* _Task details_:
Check the listing below for lines with the word "value" and say how many there are, with nothing but the number.

* _Material provided_:
::::::::::

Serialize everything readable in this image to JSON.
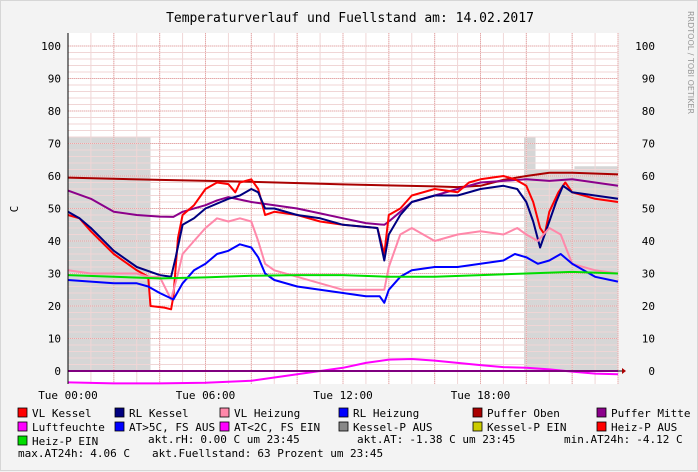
{
  "chart_data": {
    "type": "line",
    "title": "Temperaturverlauf und Fuellstand am: 14.02.2017",
    "watermark": "RRDTOOL / TOBI OETIKER",
    "ylabel": "C",
    "ylim": [
      -4,
      104
    ],
    "xlim": [
      0,
      24
    ],
    "y_ticks": [
      0,
      10,
      20,
      30,
      40,
      50,
      60,
      70,
      80,
      90,
      100
    ],
    "x_ticks": [
      {
        "x": 0,
        "label": "Tue 00:00"
      },
      {
        "x": 6,
        "label": "Tue 06:00"
      },
      {
        "x": 12,
        "label": "Tue 12:00"
      },
      {
        "x": 18,
        "label": "Tue 18:00"
      }
    ],
    "grid": true,
    "legend_placement": "bottom",
    "pump_areas": [
      {
        "name": "Kessel-P AUS",
        "color": "#d6d6d6",
        "segments": [
          {
            "from": 0,
            "to": 3.6,
            "value": 72
          },
          {
            "from": 19.9,
            "to": 20.4,
            "value": 72
          },
          {
            "from": 20.4,
            "to": 22.1,
            "value": 62
          },
          {
            "from": 22.1,
            "to": 24,
            "value": 63
          }
        ]
      }
    ],
    "series": [
      {
        "name": "Puffer Oben",
        "color": "#aa0000",
        "points": [
          [
            0,
            59.5
          ],
          [
            4,
            58.8
          ],
          [
            8,
            58.2
          ],
          [
            12,
            57.4
          ],
          [
            16,
            56.8
          ],
          [
            17,
            56.6
          ],
          [
            18,
            57.0
          ],
          [
            19,
            58.8
          ],
          [
            20,
            60
          ],
          [
            21,
            61
          ],
          [
            22,
            61
          ],
          [
            24,
            60.5
          ]
        ]
      },
      {
        "name": "Puffer Mitte",
        "color": "#8b008b",
        "points": [
          [
            0,
            55.5
          ],
          [
            1,
            53
          ],
          [
            2,
            49
          ],
          [
            3,
            48
          ],
          [
            4,
            47.5
          ],
          [
            4.6,
            47.4
          ],
          [
            5,
            49
          ],
          [
            5.6,
            50.2
          ],
          [
            6,
            51
          ],
          [
            6.5,
            52.5
          ],
          [
            7,
            53.5
          ],
          [
            8,
            52
          ],
          [
            9,
            51
          ],
          [
            10,
            50
          ],
          [
            11,
            48.5
          ],
          [
            12,
            47
          ],
          [
            13,
            45.5
          ],
          [
            13.8,
            45
          ],
          [
            14,
            46
          ],
          [
            14.5,
            49
          ],
          [
            15,
            52
          ],
          [
            16,
            54
          ],
          [
            17,
            56
          ],
          [
            18,
            58
          ],
          [
            19,
            58.5
          ],
          [
            20,
            59
          ],
          [
            21,
            58.5
          ],
          [
            22,
            59
          ],
          [
            23,
            58
          ],
          [
            24,
            57
          ]
        ]
      },
      {
        "name": "VL Kessel",
        "color": "#ff0000",
        "points": [
          [
            0,
            48
          ],
          [
            0.5,
            47
          ],
          [
            1,
            43
          ],
          [
            2,
            36
          ],
          [
            3,
            31
          ],
          [
            3.5,
            29
          ],
          [
            3.6,
            20
          ],
          [
            4.2,
            19.5
          ],
          [
            4.5,
            19
          ],
          [
            4.6,
            23
          ],
          [
            4.8,
            41
          ],
          [
            5,
            48
          ],
          [
            5.5,
            51
          ],
          [
            6,
            56
          ],
          [
            6.5,
            58
          ],
          [
            7,
            57.5
          ],
          [
            7.3,
            55
          ],
          [
            7.5,
            58
          ],
          [
            8,
            59
          ],
          [
            8.3,
            56
          ],
          [
            8.6,
            48
          ],
          [
            9,
            49
          ],
          [
            10,
            48
          ],
          [
            11,
            46
          ],
          [
            12,
            45
          ],
          [
            13.5,
            44
          ],
          [
            13.8,
            36
          ],
          [
            14,
            48
          ],
          [
            14.5,
            50
          ],
          [
            15,
            54
          ],
          [
            16,
            56
          ],
          [
            17,
            55
          ],
          [
            17.5,
            58
          ],
          [
            18,
            59
          ],
          [
            19,
            60
          ],
          [
            19.5,
            59
          ],
          [
            20,
            57
          ],
          [
            20.3,
            52
          ],
          [
            20.6,
            44
          ],
          [
            20.8,
            42
          ],
          [
            21,
            49
          ],
          [
            21.4,
            55
          ],
          [
            21.7,
            58
          ],
          [
            22,
            55
          ],
          [
            22.5,
            54
          ],
          [
            23,
            53
          ],
          [
            24,
            52
          ]
        ]
      },
      {
        "name": "RL Kessel",
        "color": "#000080",
        "points": [
          [
            0,
            49
          ],
          [
            0.5,
            47
          ],
          [
            1,
            44
          ],
          [
            2,
            37
          ],
          [
            3,
            32
          ],
          [
            4,
            29.5
          ],
          [
            4.5,
            29
          ],
          [
            4.7,
            35
          ],
          [
            5,
            45
          ],
          [
            5.5,
            47
          ],
          [
            6,
            50
          ],
          [
            7,
            53
          ],
          [
            7.5,
            54
          ],
          [
            8,
            56
          ],
          [
            8.3,
            55
          ],
          [
            8.6,
            50
          ],
          [
            9,
            50
          ],
          [
            10,
            48
          ],
          [
            11,
            47
          ],
          [
            12,
            45
          ],
          [
            13.5,
            44
          ],
          [
            13.8,
            34
          ],
          [
            14,
            42
          ],
          [
            14.5,
            48
          ],
          [
            15,
            52
          ],
          [
            16,
            54
          ],
          [
            17,
            54
          ],
          [
            18,
            56
          ],
          [
            19,
            57
          ],
          [
            19.6,
            56
          ],
          [
            20,
            52
          ],
          [
            20.3,
            46
          ],
          [
            20.6,
            38
          ],
          [
            21,
            46
          ],
          [
            21.3,
            52
          ],
          [
            21.6,
            57
          ],
          [
            22,
            55
          ],
          [
            23,
            54
          ],
          [
            24,
            53
          ]
        ]
      },
      {
        "name": "VL Heizung",
        "color": "#ff88aa",
        "points": [
          [
            0,
            31
          ],
          [
            1,
            30
          ],
          [
            2,
            30
          ],
          [
            3,
            30
          ],
          [
            3.5,
            29
          ],
          [
            4,
            29
          ],
          [
            4.5,
            22
          ],
          [
            4.8,
            30
          ],
          [
            5,
            36
          ],
          [
            5.5,
            40
          ],
          [
            6,
            44
          ],
          [
            6.5,
            47
          ],
          [
            7,
            46
          ],
          [
            7.5,
            47
          ],
          [
            8,
            46
          ],
          [
            8.3,
            40
          ],
          [
            8.6,
            33
          ],
          [
            9,
            31
          ],
          [
            10,
            29
          ],
          [
            11,
            27
          ],
          [
            12,
            25
          ],
          [
            13,
            25
          ],
          [
            13.8,
            25
          ],
          [
            14,
            32
          ],
          [
            14.5,
            42
          ],
          [
            15,
            44
          ],
          [
            16,
            40
          ],
          [
            17,
            42
          ],
          [
            18,
            43
          ],
          [
            19,
            42
          ],
          [
            19.6,
            44
          ],
          [
            20,
            42
          ],
          [
            20.5,
            40
          ],
          [
            21,
            44
          ],
          [
            21.5,
            42
          ],
          [
            22,
            33
          ],
          [
            23,
            31
          ],
          [
            24,
            30
          ]
        ]
      },
      {
        "name": "RL Heizung",
        "color": "#0000ff",
        "points": [
          [
            0,
            28
          ],
          [
            1,
            27.5
          ],
          [
            2,
            27
          ],
          [
            3,
            27
          ],
          [
            3.5,
            26
          ],
          [
            4,
            24
          ],
          [
            4.6,
            22
          ],
          [
            5,
            27
          ],
          [
            5.5,
            31
          ],
          [
            6,
            33
          ],
          [
            6.5,
            36
          ],
          [
            7,
            37
          ],
          [
            7.5,
            39
          ],
          [
            8,
            38
          ],
          [
            8.3,
            35
          ],
          [
            8.6,
            30
          ],
          [
            9,
            28
          ],
          [
            10,
            26
          ],
          [
            11,
            25
          ],
          [
            12,
            24
          ],
          [
            13,
            23
          ],
          [
            13.6,
            23
          ],
          [
            13.8,
            21
          ],
          [
            14,
            25
          ],
          [
            14.5,
            29
          ],
          [
            15,
            31
          ],
          [
            16,
            32
          ],
          [
            17,
            32
          ],
          [
            18,
            33
          ],
          [
            19,
            34
          ],
          [
            19.5,
            36
          ],
          [
            20,
            35
          ],
          [
            20.5,
            33
          ],
          [
            21,
            34
          ],
          [
            21.5,
            36
          ],
          [
            22,
            33
          ],
          [
            23,
            29
          ],
          [
            24,
            27.5
          ]
        ]
      },
      {
        "name": "Heiz-P EIN",
        "color": "#00dd00",
        "points": [
          [
            0,
            29.5
          ],
          [
            2,
            29
          ],
          [
            4,
            28.5
          ],
          [
            6,
            28.8
          ],
          [
            8,
            29.3
          ],
          [
            10,
            29.5
          ],
          [
            12,
            29.5
          ],
          [
            14,
            29
          ],
          [
            16,
            29
          ],
          [
            18,
            29.5
          ],
          [
            20,
            30
          ],
          [
            22,
            30.5
          ],
          [
            24,
            30
          ]
        ]
      },
      {
        "name": "Luftfeuchte",
        "color": "#ff00ff",
        "points": [
          [
            0,
            -3.5
          ],
          [
            2,
            -3.8
          ],
          [
            4,
            -3.8
          ],
          [
            6,
            -3.6
          ],
          [
            8,
            -3
          ],
          [
            9,
            -2
          ],
          [
            10,
            -1
          ],
          [
            11,
            0
          ],
          [
            12,
            1
          ],
          [
            13,
            2.5
          ],
          [
            14,
            3.5
          ],
          [
            15,
            3.7
          ],
          [
            16,
            3.2
          ],
          [
            17,
            2.5
          ],
          [
            18,
            1.8
          ],
          [
            19,
            1.2
          ],
          [
            20,
            1
          ],
          [
            21,
            0.5
          ],
          [
            22,
            -0.2
          ],
          [
            23,
            -0.8
          ],
          [
            24,
            -1
          ]
        ]
      },
      {
        "name": "AT<2C, FS EIN",
        "color": "#ff00ff",
        "points": [
          [
            0,
            0
          ],
          [
            24,
            0
          ]
        ]
      }
    ],
    "legend": [
      {
        "name": "VL Kessel",
        "color": "#ff0000"
      },
      {
        "name": "RL Kessel",
        "color": "#000080"
      },
      {
        "name": "VL Heizung",
        "color": "#ff88aa"
      },
      {
        "name": "RL Heizung",
        "color": "#0000ff"
      },
      {
        "name": "Puffer Oben",
        "color": "#aa0000"
      },
      {
        "name": "Puffer Mitte",
        "color": "#8b008b"
      },
      {
        "name": "Luftfeuchte",
        "color": "#ff00ff"
      },
      {
        "name": "AT>5C, FS AUS",
        "color": "#0000ff"
      },
      {
        "name": "AT<2C, FS EIN",
        "color": "#ff00ff"
      },
      {
        "name": "Kessel-P AUS",
        "color": "#888888"
      },
      {
        "name": "Kessel-P EIN",
        "color": "#cccc00"
      },
      {
        "name": "Heiz-P AUS",
        "color": "#ff0000"
      },
      {
        "name": "Heiz-P EIN",
        "color": "#00dd00"
      }
    ],
    "status_lines": [
      {
        "label": "akt.rH:",
        "value": "0.00 C um 23:45"
      },
      {
        "label": "akt.AT:",
        "value": "-1.38 C um 23:45"
      },
      {
        "label": "min.AT24h:",
        "value": "-4.12 C"
      },
      {
        "label": "max.AT24h:",
        "value": "4.06 C"
      },
      {
        "label": "akt.Fuellstand:",
        "value": "63 Prozent um 23:45"
      }
    ]
  }
}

::::::::::

* _Solution for this task_:
9